- _EXERCISE GOAL_
Go through the listing below and list every line with "type".

- _PROVIDED ENTRIES_
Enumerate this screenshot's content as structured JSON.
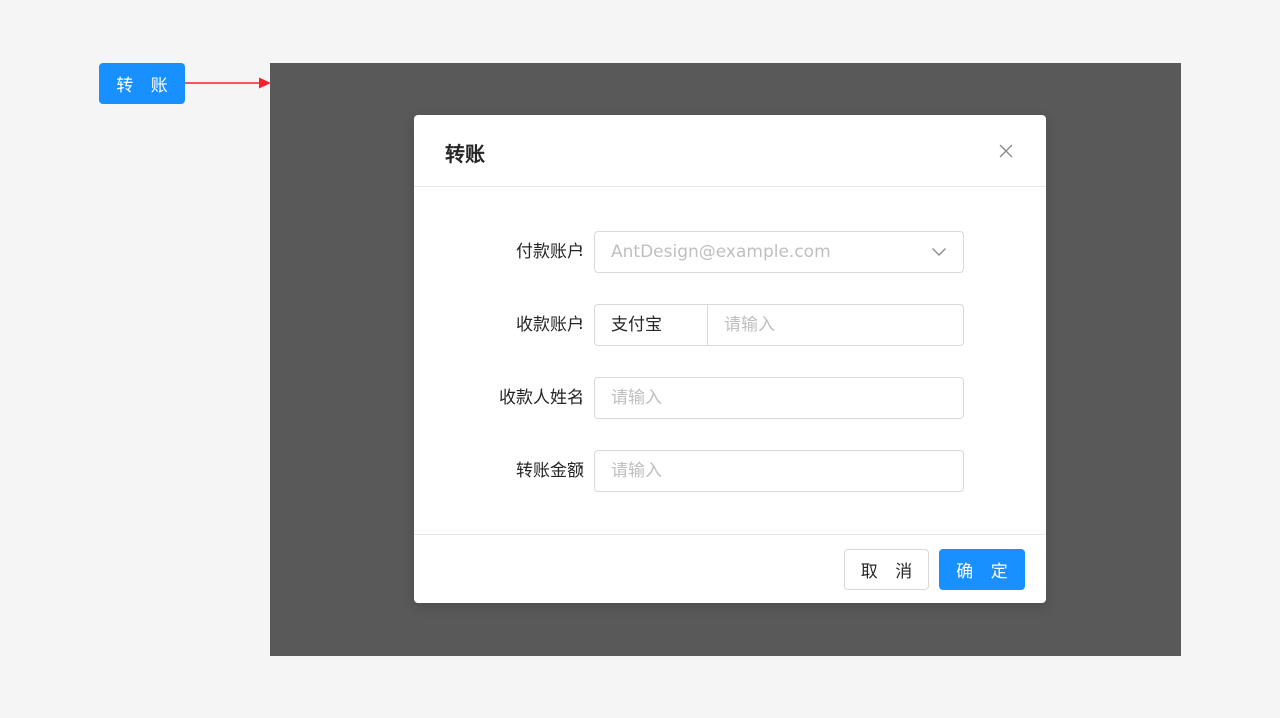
{
  "trigger": {
    "label": "转 账"
  },
  "modal": {
    "title": "转账",
    "fields": [
      {
        "label": "付款账户",
        "colon": ":",
        "placeholder": "AntDesign@example.com",
        "type": "select"
      },
      {
        "label": "收款账户",
        "colon": ":",
        "addon": "支付宝",
        "placeholder": "请输入",
        "type": "addon-input"
      },
      {
        "label": "收款人姓名",
        "colon": ":",
        "placeholder": "请输入",
        "type": "input"
      },
      {
        "label": "转账金额",
        "colon": ":",
        "placeholder": "请输入",
        "type": "input"
      }
    ],
    "footer": {
      "cancel_label": "取 消",
      "ok_label": "确 定"
    }
  },
  "colors": {
    "primary": "#1890ff",
    "arrow": "#f5222d",
    "overlay": "#595959",
    "border": "#d9d9d9",
    "placeholder": "#bfbfbf"
  },
  "icons": {
    "close": "close-icon",
    "select_arrow": "chevron-down-icon",
    "connector": "arrow-right-icon"
  }
}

- _ANSWER TO THIS TASK_
        "type": "select"
        "type": "addon-input"
        "type": "input"
        "type": "input"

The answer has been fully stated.